**Task objective:** Print each line of the listing once more, precisely as given.

**Input data:**
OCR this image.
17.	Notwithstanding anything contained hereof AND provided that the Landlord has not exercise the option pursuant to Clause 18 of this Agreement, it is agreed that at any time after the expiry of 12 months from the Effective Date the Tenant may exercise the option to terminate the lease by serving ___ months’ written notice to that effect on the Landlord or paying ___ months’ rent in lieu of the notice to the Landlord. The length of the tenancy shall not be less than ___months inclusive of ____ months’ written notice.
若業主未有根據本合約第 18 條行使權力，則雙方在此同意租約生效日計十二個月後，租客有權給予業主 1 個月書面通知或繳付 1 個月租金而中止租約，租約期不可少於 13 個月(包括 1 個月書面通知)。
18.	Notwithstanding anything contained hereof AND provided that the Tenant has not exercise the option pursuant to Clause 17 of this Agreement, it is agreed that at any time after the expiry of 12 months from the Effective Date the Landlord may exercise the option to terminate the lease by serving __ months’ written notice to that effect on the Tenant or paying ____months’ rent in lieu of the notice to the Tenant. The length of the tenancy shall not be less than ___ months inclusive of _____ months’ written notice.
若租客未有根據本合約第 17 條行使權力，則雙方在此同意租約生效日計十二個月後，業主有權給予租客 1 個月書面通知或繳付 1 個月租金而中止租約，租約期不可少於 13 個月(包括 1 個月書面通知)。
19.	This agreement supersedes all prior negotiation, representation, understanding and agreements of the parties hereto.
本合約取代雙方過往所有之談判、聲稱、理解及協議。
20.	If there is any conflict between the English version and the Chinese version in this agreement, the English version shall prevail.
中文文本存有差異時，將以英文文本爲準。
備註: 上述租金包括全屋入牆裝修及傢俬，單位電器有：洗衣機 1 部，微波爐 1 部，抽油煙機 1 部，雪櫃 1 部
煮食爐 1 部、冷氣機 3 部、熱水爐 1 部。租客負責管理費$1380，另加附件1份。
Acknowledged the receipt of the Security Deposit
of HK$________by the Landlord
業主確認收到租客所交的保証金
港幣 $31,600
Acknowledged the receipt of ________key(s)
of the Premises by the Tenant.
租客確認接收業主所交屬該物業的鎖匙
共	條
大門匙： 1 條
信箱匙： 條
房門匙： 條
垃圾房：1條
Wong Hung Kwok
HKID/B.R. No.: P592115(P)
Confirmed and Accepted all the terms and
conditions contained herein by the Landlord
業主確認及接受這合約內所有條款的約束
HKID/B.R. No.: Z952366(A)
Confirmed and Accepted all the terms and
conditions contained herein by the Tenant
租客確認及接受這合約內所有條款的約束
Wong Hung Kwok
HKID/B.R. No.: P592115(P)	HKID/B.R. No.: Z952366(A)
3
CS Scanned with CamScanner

**Complete answer:**
OCR this image.
17.	Notwithstanding anything contained hereof AND provided that the Landlord has not exercise the option pursuant to Clause 18 of this Agreement, it is agreed that at any time after the expiry of 12 months from the Effective Date the Tenant may exercise the option to terminate the lease by serving ___ months’ written notice to that effect on the Landlord or paying ___ months’ rent in lieu of the notice to the Landlord. The length of the tenancy shall not be less than ___months inclusive of ____ months’ written notice.
若業主未有根據本合約第 18 條行使權力，則雙方在此同意租約生效日計十二個月後，租客有權給予業主 1 個月書面通知或繳付 1 個月租金而中止租約，租約期不可少於 13 個月(包括 1 個月書面通知)。
18.	Notwithstanding anything contained hereof AND provided that the Tenant has not exercise the option pursuant to Clause 17 of this Agreement, it is agreed that at any time after the expiry of 12 months from the Effective Date the Landlord may exercise the option to terminate the lease by serving __ months’ written notice to that effect on the Tenant or paying ____months’ rent in lieu of the notice to the Tenant. The length of the tenancy shall not be less than ___ months inclusive of _____ months’ written notice.
若租客未有根據本合約第 17 條行使權力，則雙方在此同意租約生效日計十二個月後，業主有權給予租客 1 個月書面通知或繳付 1 個月租金而中止租約，租約期不可少於 13 個月(包括 1 個月書面通知)。
19.	This agreement supersedes all prior negotiation, representation, understanding and agreements of the parties hereto.
本合約取代雙方過往所有之談判、聲稱、理解及協議。
20.	If there is any conflict between the English version and the Chinese version in this agreement, the English version shall prevail.
中文文本存有差異時，將以英文文本爲準。
備註: 上述租金包括全屋入牆裝修及傢俬，單位電器有：洗衣機 1 部，微波爐 1 部，抽油煙機 1 部，雪櫃 1 部
煮食爐 1 部、冷氣機 3 部、熱水爐 1 部。租客負責管理費$1380，另加附件1份。
Acknowledged the receipt of the Security Deposit
of HK$________by the Landlord
業主確認收到租客所交的保証金
港幣 $31,600
Acknowledged the receipt of ________key(s)
of the Premises by the Tenant.
租客確認接收業主所交屬該物業的鎖匙
共	條
大門匙： 1 條
信箱匙： 條
房門匙： 條
垃圾房：1條
Wong Hung Kwok
HKID/B.R. No.: P592115(P)
Confirmed and Accepted all the terms and
conditions contained herein by the Landlord
業主確認及接受這合約內所有條款的約束
HKID/B.R. No.: Z952366(A)
Confirmed and Accepted all the terms and
conditions contained herein by the Tenant
租客確認及接受這合約內所有條款的約束
Wong Hung Kwok
HKID/B.R. No.: P592115(P)	HKID/B.R. No.: Z952366(A)
3
CS Scanned with CamScanner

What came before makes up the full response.